● Stated exercise
Every entry must be duplicated precisely as written.

● Recorded data
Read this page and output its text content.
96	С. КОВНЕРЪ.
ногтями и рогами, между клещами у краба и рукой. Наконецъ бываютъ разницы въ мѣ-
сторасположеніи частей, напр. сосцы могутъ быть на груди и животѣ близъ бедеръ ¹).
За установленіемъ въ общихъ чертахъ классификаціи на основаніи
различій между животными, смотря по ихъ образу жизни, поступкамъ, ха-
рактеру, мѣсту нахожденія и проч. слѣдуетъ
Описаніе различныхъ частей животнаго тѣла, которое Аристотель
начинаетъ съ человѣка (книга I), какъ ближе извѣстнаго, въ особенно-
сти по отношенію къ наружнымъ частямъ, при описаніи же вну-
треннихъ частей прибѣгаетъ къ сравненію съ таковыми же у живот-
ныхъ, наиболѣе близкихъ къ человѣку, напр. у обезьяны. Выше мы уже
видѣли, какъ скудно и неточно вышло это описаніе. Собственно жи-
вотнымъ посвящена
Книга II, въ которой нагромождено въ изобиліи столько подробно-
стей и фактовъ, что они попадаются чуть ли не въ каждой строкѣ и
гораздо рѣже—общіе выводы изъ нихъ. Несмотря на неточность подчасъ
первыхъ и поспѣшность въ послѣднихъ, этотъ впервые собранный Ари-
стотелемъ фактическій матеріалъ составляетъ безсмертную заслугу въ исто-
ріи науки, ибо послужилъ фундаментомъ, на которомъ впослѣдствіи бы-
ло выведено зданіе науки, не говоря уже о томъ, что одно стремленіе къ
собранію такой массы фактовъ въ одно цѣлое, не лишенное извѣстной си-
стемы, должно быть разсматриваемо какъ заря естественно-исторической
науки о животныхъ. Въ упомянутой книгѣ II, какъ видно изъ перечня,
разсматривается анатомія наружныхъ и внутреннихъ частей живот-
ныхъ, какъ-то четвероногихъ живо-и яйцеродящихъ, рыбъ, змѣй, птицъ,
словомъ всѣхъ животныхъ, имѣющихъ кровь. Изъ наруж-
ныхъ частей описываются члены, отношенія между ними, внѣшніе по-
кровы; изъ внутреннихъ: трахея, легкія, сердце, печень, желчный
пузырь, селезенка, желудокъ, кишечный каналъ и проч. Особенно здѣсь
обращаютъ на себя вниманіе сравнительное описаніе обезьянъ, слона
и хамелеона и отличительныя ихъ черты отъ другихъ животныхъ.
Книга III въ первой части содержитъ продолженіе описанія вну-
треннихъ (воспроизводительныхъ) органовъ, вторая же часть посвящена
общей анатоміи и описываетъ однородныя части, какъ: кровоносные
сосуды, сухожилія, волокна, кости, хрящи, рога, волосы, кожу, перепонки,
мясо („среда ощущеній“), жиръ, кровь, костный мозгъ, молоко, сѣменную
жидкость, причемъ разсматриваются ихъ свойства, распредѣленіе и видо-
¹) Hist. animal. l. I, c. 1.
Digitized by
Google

● Result below
Read this page and output its text content.
96	С. КОВНЕРЪ.
ногтями и рогами, между клещами у краба и рукой. Наконецъ бываютъ разницы въ мѣ-
сторасположеніи частей, напр. сосцы могутъ быть на груди и животѣ близъ бедеръ ¹).
За установленіемъ въ общихъ чертахъ классификаціи на основаніи
различій между животными, смотря по ихъ образу жизни, поступкамъ, ха-
рактеру, мѣсту нахожденія и проч. слѣдуетъ
Описаніе различныхъ частей животнаго тѣла, которое Аристотель
начинаетъ съ человѣка (книга I), какъ ближе извѣстнаго, въ особенно-
сти по отношенію къ наружнымъ частямъ, при описаніи же вну-
треннихъ частей прибѣгаетъ къ сравненію съ таковыми же у живот-
ныхъ, наиболѣе близкихъ къ человѣку, напр. у обезьяны. Выше мы уже
видѣли, какъ скудно и неточно вышло это описаніе. Собственно жи-
вотнымъ посвящена
Книга II, въ которой нагромождено въ изобиліи столько подробно-
стей и фактовъ, что они попадаются чуть ли не въ каждой строкѣ и
гораздо рѣже—общіе выводы изъ нихъ. Несмотря на неточность подчасъ
первыхъ и поспѣшность въ послѣднихъ, этотъ впервые собранный Ари-
стотелемъ фактическій матеріалъ составляетъ безсмертную заслугу въ исто-
ріи науки, ибо послужилъ фундаментомъ, на которомъ впослѣдствіи бы-
ло выведено зданіе науки, не говоря уже о томъ, что одно стремленіе къ
собранію такой массы фактовъ въ одно цѣлое, не лишенное извѣстной си-
стемы, должно быть разсматриваемо какъ заря естественно-исторической
науки о животныхъ. Въ упомянутой книгѣ II, какъ видно изъ перечня,
разсматривается анатомія наружныхъ и внутреннихъ частей живот-
ныхъ, какъ-то четвероногихъ живо-и яйцеродящихъ, рыбъ, змѣй, птицъ,
словомъ всѣхъ животныхъ, имѣющихъ кровь. Изъ наруж-
ныхъ частей описываются члены, отношенія между ними, внѣшніе по-
кровы; изъ внутреннихъ: трахея, легкія, сердце, печень, желчный
пузырь, селезенка, желудокъ, кишечный каналъ и проч. Особенно здѣсь
обращаютъ на себя вниманіе сравнительное описаніе обезьянъ, слона
и хамелеона и отличительныя ихъ черты отъ другихъ животныхъ.
Книга III въ первой части содержитъ продолженіе описанія вну-
треннихъ (воспроизводительныхъ) органовъ, вторая же часть посвящена
общей анатоміи и описываетъ однородныя части, какъ: кровоносные
сосуды, сухожилія, волокна, кости, хрящи, рога, волосы, кожу, перепонки,
мясо („среда ощущеній“), жиръ, кровь, костный мозгъ, молоко, сѣменную
жидкость, причемъ разсматриваются ихъ свойства, распредѣленіе и видо-
¹) Hist. animal. l. I, c. 1.
Digitized by
Google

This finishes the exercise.